------ Extracted data ------

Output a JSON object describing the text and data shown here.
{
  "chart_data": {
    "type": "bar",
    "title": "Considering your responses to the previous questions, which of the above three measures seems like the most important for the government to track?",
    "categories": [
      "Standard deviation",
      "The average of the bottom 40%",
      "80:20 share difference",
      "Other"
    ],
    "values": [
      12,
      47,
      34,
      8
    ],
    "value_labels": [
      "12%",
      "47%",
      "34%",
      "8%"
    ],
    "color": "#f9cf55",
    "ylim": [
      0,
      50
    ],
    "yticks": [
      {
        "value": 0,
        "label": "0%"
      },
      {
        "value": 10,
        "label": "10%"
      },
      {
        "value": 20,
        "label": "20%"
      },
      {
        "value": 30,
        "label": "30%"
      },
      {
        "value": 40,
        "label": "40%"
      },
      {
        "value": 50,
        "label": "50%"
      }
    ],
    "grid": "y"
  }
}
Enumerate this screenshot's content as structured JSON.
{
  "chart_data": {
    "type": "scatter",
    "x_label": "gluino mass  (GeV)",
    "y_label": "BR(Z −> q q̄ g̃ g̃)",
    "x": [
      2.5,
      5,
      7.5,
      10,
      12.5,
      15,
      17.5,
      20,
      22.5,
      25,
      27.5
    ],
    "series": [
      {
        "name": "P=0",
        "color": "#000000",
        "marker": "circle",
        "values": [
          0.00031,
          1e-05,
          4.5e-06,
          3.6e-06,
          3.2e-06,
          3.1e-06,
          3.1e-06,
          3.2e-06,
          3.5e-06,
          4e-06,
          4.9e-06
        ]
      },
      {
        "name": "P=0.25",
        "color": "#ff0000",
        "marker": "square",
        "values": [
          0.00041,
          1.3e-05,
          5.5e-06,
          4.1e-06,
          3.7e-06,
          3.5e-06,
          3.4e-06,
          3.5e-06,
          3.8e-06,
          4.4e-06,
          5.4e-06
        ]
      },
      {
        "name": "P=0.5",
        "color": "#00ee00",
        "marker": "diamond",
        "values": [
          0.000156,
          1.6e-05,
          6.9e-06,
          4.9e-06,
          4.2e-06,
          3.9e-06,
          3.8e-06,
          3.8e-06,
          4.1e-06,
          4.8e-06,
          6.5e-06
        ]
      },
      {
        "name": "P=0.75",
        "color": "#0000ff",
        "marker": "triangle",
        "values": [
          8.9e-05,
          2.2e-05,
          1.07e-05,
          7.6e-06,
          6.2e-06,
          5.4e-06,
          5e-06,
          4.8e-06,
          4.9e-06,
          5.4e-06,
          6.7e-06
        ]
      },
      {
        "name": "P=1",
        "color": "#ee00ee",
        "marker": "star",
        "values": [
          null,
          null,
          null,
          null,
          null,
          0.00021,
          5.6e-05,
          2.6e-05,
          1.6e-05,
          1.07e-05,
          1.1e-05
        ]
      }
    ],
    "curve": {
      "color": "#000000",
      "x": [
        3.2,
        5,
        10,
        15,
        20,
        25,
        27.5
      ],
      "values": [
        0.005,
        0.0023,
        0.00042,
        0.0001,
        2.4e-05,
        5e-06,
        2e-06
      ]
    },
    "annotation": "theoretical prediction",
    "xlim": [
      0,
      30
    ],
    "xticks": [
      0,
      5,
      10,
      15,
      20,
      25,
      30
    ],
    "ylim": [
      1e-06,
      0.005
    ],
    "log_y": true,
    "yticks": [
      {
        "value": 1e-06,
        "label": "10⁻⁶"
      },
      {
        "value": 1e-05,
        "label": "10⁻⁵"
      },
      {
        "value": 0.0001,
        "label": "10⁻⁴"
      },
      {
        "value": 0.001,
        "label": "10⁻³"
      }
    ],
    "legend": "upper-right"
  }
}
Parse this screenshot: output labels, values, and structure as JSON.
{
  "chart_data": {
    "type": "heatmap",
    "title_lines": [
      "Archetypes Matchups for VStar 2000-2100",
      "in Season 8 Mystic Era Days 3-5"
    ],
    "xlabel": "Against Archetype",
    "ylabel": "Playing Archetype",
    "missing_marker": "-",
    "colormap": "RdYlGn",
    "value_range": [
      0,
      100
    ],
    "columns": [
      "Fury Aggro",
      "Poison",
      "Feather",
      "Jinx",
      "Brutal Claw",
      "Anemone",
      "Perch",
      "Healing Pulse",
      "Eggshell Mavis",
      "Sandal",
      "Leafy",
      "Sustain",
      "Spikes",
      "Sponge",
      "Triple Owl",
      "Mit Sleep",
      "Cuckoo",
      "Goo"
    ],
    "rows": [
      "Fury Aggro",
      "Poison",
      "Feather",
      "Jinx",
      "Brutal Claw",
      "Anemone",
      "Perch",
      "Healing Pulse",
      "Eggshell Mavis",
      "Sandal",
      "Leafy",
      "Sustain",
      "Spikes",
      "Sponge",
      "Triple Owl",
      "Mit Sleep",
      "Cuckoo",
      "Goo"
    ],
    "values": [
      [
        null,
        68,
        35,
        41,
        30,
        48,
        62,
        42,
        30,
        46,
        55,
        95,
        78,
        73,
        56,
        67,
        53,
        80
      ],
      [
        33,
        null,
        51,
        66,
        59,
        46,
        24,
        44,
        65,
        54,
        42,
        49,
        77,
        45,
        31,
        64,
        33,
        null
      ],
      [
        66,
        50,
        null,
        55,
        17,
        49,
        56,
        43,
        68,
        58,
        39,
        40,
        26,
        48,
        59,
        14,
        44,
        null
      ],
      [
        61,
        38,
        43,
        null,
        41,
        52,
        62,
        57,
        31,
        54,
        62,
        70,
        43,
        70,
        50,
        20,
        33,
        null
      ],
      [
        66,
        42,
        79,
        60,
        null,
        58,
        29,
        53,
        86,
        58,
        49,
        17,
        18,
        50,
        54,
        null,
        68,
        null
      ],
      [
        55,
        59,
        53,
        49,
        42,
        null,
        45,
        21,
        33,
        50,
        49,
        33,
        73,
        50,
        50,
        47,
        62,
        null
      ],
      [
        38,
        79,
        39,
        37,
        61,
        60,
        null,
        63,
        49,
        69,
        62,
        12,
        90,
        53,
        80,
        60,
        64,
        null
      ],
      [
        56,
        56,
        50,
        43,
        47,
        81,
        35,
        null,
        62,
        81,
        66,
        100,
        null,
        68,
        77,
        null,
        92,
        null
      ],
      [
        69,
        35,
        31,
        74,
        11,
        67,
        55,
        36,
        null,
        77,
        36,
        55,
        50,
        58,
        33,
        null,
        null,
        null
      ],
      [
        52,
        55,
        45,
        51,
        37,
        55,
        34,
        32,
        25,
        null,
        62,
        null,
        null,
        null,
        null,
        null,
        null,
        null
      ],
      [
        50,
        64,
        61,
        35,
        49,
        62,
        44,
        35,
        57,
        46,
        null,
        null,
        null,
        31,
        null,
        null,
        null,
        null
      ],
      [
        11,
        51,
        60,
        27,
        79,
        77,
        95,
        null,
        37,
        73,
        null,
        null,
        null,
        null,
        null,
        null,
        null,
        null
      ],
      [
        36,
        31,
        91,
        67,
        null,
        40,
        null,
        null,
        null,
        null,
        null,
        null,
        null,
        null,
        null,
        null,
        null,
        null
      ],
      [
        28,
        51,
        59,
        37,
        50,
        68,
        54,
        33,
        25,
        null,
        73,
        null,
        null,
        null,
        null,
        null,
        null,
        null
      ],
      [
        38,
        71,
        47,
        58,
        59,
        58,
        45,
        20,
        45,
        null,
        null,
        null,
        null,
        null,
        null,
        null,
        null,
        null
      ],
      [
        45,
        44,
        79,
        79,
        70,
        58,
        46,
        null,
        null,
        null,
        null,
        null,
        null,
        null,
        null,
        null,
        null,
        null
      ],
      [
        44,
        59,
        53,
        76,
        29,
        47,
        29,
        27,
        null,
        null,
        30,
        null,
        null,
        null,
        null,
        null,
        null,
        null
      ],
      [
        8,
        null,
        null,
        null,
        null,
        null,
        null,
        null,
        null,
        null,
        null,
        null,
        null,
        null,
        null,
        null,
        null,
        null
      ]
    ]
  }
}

------

● Objective:
Within the listing above, find every line containing the string "screenshot" and return it.

● Solution to this exercise:
Enumerate this screenshot's content as structured JSON.
Parse this screenshot: output labels, values, and structure as JSON.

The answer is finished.